Count each line below that has "Положения" anywhere in it. Answer with the total alone.

◇ ◇ ◇ ◇ ◇

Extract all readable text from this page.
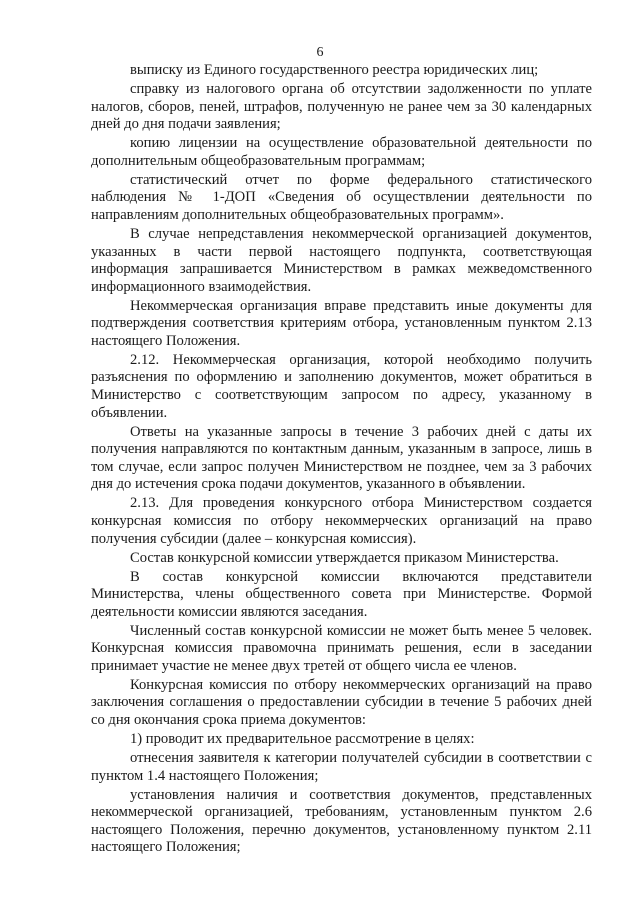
6

выписку из Единого государственного реестра юридических лиц;

справку из налогового органа об отсутствии задолженности по уплате налогов, сборов, пеней, штрафов, полученную не ранее чем за 30 календарных дней до дня подачи заявления;

копию лицензии на осуществление образовательной деятельности по дополнительным общеобразовательным программам;

статистический отчет по форме федерального статистического наблюдения № 1-ДОП «Сведения об осуществлении деятельности по направлениям дополнительных общеобразовательных программ».

В случае непредставления некоммерческой организацией документов, указанных в части первой настоящего подпункта, соответствующая информация запрашивается Министерством в рамках межведомственного информационного взаимодействия.

Некоммерческая организация вправе представить иные документы для подтверждения соответствия критериям отбора, установленным пунктом 2.13 настоящего Положения.

2.12. Некоммерческая организация, которой необходимо получить разъяснения по оформлению и заполнению документов, может обратиться в Министерство с соответствующим запросом по адресу, указанному в объявлении.

Ответы на указанные запросы в течение 3 рабочих дней с даты их получения направляются по контактным данным, указанным в запросе, лишь в том случае, если запрос получен Министерством не позднее, чем за 3 рабочих дня до истечения срока подачи документов, указанного в объявлении.

2.13. Для проведения конкурсного отбора Министерством создается конкурсная комиссия по отбору некоммерческих организаций на право получения субсидии (далее – конкурсная комиссия).

Состав конкурсной комиссии утверждается приказом Министерства.

В состав конкурсной комиссии включаются представители Министерства, члены общественного совета при Министерстве. Формой деятельности комиссии являются заседания.

Численный состав конкурсной комиссии не может быть менее 5 человек. Конкурсная комиссия правомочна принимать решения, если в заседании принимает участие не менее двух третей от общего числа ее членов.

Конкурсная комиссия по отбору некоммерческих организаций на право заключения соглашения о предоставлении субсидии в течение 5 рабочих дней со дня окончания срока приема документов:

1) проводит их предварительное рассмотрение в целях:

отнесения заявителя к категории получателей субсидии в соответствии с пунктом 1.4 настоящего Положения;

установления наличия и соответствия документов, представленных некоммерческой организацией, требованиям, установленным пунктом 2.6 настоящего Положения, перечню документов, установленному пунктом 2.11 настоящего Положения;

◇ ◇ ◇ ◇ ◇

**Solution for this task**
3